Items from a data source
┏━━
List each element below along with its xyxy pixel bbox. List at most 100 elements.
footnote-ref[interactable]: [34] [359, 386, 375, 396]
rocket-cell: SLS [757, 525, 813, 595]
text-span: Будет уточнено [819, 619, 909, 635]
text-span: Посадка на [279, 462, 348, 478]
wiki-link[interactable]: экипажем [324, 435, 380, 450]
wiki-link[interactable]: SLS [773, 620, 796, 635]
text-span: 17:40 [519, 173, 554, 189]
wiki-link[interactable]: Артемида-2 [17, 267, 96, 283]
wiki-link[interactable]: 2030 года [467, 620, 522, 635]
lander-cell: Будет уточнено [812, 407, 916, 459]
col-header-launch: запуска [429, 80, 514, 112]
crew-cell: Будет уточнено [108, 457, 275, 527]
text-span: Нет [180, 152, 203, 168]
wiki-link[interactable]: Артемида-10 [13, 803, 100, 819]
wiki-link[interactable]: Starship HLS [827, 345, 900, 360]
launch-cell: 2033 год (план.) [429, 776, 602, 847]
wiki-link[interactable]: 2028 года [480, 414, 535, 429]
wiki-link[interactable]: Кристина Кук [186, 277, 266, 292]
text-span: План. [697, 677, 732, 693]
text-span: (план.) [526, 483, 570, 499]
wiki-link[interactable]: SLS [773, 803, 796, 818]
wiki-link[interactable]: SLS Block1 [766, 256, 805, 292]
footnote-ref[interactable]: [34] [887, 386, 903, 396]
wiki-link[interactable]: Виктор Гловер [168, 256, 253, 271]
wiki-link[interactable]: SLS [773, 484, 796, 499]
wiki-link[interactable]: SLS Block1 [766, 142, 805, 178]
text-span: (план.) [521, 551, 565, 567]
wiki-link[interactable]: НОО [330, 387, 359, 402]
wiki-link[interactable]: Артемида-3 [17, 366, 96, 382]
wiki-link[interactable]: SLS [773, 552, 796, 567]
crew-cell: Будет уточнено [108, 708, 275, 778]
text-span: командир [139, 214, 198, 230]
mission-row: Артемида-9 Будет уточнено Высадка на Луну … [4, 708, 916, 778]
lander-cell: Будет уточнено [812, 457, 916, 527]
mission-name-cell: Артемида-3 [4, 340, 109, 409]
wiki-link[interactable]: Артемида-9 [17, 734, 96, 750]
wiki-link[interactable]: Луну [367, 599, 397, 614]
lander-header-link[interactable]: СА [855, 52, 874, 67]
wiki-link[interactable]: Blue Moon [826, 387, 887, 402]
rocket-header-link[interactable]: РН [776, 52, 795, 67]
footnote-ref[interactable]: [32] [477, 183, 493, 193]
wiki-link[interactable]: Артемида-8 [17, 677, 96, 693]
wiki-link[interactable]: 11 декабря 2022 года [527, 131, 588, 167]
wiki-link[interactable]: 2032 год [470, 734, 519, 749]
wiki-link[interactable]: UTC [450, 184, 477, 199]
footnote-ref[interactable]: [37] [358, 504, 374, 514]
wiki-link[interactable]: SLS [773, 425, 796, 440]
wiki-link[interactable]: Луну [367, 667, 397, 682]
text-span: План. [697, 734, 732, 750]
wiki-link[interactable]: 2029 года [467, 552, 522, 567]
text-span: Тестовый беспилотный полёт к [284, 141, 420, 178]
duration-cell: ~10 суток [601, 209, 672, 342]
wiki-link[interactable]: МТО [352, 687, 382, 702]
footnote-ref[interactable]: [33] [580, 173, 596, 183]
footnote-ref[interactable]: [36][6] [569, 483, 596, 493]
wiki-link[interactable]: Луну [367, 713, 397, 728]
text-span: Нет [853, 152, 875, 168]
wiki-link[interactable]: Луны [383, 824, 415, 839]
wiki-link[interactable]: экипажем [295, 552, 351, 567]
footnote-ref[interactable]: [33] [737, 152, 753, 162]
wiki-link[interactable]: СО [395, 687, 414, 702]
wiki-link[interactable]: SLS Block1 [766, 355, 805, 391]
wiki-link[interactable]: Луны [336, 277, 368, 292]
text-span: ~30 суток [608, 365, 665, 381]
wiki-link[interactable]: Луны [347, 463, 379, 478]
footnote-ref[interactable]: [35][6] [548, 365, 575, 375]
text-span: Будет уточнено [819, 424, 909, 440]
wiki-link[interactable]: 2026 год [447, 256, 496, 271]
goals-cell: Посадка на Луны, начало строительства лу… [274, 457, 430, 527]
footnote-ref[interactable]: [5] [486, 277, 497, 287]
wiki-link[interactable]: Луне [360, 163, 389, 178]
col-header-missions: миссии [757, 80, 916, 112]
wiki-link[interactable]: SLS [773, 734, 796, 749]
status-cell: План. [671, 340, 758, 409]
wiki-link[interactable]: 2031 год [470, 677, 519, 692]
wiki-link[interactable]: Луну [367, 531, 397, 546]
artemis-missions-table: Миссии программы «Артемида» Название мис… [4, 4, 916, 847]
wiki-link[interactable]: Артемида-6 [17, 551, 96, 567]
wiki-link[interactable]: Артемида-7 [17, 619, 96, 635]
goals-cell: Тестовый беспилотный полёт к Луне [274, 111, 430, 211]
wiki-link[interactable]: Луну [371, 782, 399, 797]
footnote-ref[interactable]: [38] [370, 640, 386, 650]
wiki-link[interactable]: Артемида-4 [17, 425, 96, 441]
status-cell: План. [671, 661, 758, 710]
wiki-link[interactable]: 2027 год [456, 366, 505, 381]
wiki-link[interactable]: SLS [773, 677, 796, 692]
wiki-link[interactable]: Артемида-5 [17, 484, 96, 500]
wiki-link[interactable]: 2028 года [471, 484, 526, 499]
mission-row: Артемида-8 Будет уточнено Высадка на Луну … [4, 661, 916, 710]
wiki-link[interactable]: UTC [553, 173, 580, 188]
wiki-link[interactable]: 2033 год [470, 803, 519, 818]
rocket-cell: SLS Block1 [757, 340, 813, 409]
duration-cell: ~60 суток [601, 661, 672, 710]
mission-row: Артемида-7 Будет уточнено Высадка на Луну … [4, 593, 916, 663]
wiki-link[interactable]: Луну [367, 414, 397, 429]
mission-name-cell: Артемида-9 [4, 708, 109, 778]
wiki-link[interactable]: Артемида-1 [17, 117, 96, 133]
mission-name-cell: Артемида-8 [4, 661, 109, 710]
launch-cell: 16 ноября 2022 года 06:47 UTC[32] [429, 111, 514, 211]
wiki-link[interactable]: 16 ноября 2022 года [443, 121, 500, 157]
┗━━
▶ The problem:
Reproduce every item above word for word, keeping the original order and line breaks.

▶ The reply:
List each element below along with its xyxy pixel bbox. List at most 100 elements.
footnote-ref[interactable]: [34] [359, 386, 375, 396]
rocket-cell: SLS [757, 525, 813, 595]
text-span: Будет уточнено [819, 619, 909, 635]
text-span: Посадка на [279, 462, 348, 478]
wiki-link[interactable]: экипажем [324, 435, 380, 450]
wiki-link[interactable]: SLS [773, 620, 796, 635]
text-span: 17:40 [519, 173, 554, 189]
wiki-link[interactable]: Артемида-2 [17, 267, 96, 283]
wiki-link[interactable]: 2030 года [467, 620, 522, 635]
lander-cell: Будет уточнено [812, 407, 916, 459]
col-header-launch: запуска [429, 80, 514, 112]
crew-cell: Будет уточнено [108, 457, 275, 527]
text-span: Нет [180, 152, 203, 168]
wiki-link[interactable]: Артемида-10 [13, 803, 100, 819]
wiki-link[interactable]: Starship HLS [827, 345, 900, 360]
launch-cell: 2033 год (план.) [429, 776, 602, 847]
wiki-link[interactable]: 2028 года [480, 414, 535, 429]
wiki-link[interactable]: Кристина Кук [186, 277, 266, 292]
text-span: План. [697, 677, 732, 693]
text-span: (план.) [526, 483, 570, 499]
wiki-link[interactable]: SLS [773, 803, 796, 818]
wiki-link[interactable]: SLS Block1 [766, 256, 805, 292]
footnote-ref[interactable]: [34] [887, 386, 903, 396]
wiki-link[interactable]: Виктор Гловер [168, 256, 253, 271]
wiki-link[interactable]: SLS [773, 484, 796, 499]
wiki-link[interactable]: SLS Block1 [766, 142, 805, 178]
text-span: (план.) [521, 551, 565, 567]
wiki-link[interactable]: НОО [330, 387, 359, 402]
wiki-link[interactable]: Артемида-3 [17, 366, 96, 382]
wiki-link[interactable]: SLS [773, 552, 796, 567]
crew-cell: Будет уточнено [108, 708, 275, 778]
text-span: командир [139, 214, 198, 230]
mission-row: Артемида-9 Будет уточнено Высадка на Луну … [4, 708, 916, 778]
lander-cell: Будет уточнено [812, 457, 916, 527]
mission-name-cell: Артемида-3 [4, 340, 109, 409]
wiki-link[interactable]: Артемида-9 [17, 734, 96, 750]
wiki-link[interactable]: Луну [367, 599, 397, 614]
lander-header-link[interactable]: СА [855, 52, 874, 67]
wiki-link[interactable]: Blue Moon [826, 387, 887, 402]
rocket-header-link[interactable]: РН [776, 52, 795, 67]
footnote-ref[interactable]: [32] [477, 183, 493, 193]
wiki-link[interactable]: Артемида-8 [17, 677, 96, 693]
wiki-link[interactable]: 11 декабря 2022 года [527, 131, 588, 167]
wiki-link[interactable]: 2032 год [470, 734, 519, 749]
wiki-link[interactable]: UTC [450, 184, 477, 199]
footnote-ref[interactable]: [37] [358, 504, 374, 514]
wiki-link[interactable]: SLS [773, 425, 796, 440]
wiki-link[interactable]: Луну [367, 667, 397, 682]
text-span: План. [697, 734, 732, 750]
wiki-link[interactable]: 2029 года [467, 552, 522, 567]
text-span: Тестовый беспилотный полёт к [284, 141, 420, 178]
duration-cell: ~10 суток [601, 209, 672, 342]
wiki-link[interactable]: МТО [352, 687, 382, 702]
footnote-ref[interactable]: [33] [580, 173, 596, 183]
footnote-ref[interactable]: [36][6] [569, 483, 596, 493]
wiki-link[interactable]: Луну [367, 713, 397, 728]
text-span: Нет [853, 152, 875, 168]
wiki-link[interactable]: Луны [383, 824, 415, 839]
wiki-link[interactable]: экипажем [295, 552, 351, 567]
footnote-ref[interactable]: [33] [737, 152, 753, 162]
wiki-link[interactable]: СО [395, 687, 414, 702]
wiki-link[interactable]: SLS Block1 [766, 355, 805, 391]
wiki-link[interactable]: Луны [336, 277, 368, 292]
text-span: ~30 суток [608, 365, 665, 381]
wiki-link[interactable]: Луны [347, 463, 379, 478]
footnote-ref[interactable]: [35][6] [548, 365, 575, 375]
text-span: Будет уточнено [819, 424, 909, 440]
wiki-link[interactable]: 2026 год [447, 256, 496, 271]
goals-cell: Посадка на Луны, начало строительства лу… [274, 457, 430, 527]
footnote-ref[interactable]: [5] [486, 277, 497, 287]
wiki-link[interactable]: Луне [360, 163, 389, 178]
col-header-missions: миссии [757, 80, 916, 112]
wiki-link[interactable]: SLS [773, 734, 796, 749]
status-cell: План. [671, 340, 758, 409]
wiki-link[interactable]: 2031 год [470, 677, 519, 692]
wiki-link[interactable]: Луну [367, 531, 397, 546]
artemis-missions-table: Миссии программы «Артемида» Название мис… [4, 4, 916, 847]
wiki-link[interactable]: Артемида-6 [17, 551, 96, 567]
wiki-link[interactable]: Артемида-7 [17, 619, 96, 635]
goals-cell: Тестовый беспилотный полёт к Луне [274, 111, 430, 211]
wiki-link[interactable]: Луну [371, 782, 399, 797]
footnote-ref[interactable]: [38] [370, 640, 386, 650]
wiki-link[interactable]: Артемида-4 [17, 425, 96, 441]
status-cell: План. [671, 661, 758, 710]
wiki-link[interactable]: 2027 год [456, 366, 505, 381]
wiki-link[interactable]: SLS [773, 677, 796, 692]
wiki-link[interactable]: Артемида-5 [17, 484, 96, 500]
wiki-link[interactable]: 2028 года [471, 484, 526, 499]
mission-row: Артемида-8 Будет уточнено Высадка на Луну … [4, 661, 916, 710]
wiki-link[interactable]: UTC [553, 173, 580, 188]
wiki-link[interactable]: 2033 год [470, 803, 519, 818]
rocket-cell: SLS Block1 [757, 340, 813, 409]
duration-cell: ~60 суток [601, 661, 672, 710]
mission-row: Артемида-7 Будет уточнено Высадка на Луну … [4, 593, 916, 663]
wiki-link[interactable]: Луну [367, 414, 397, 429]
mission-name-cell: Артемида-9 [4, 708, 109, 778]
wiki-link[interactable]: Артемида-1 [17, 117, 96, 133]
mission-name-cell: Артемида-8 [4, 661, 109, 710]
launch-cell: 16 ноября 2022 года 06:47 UTC[32] [429, 111, 514, 211]
wiki-link[interactable]: 16 ноября 2022 года [443, 121, 500, 157]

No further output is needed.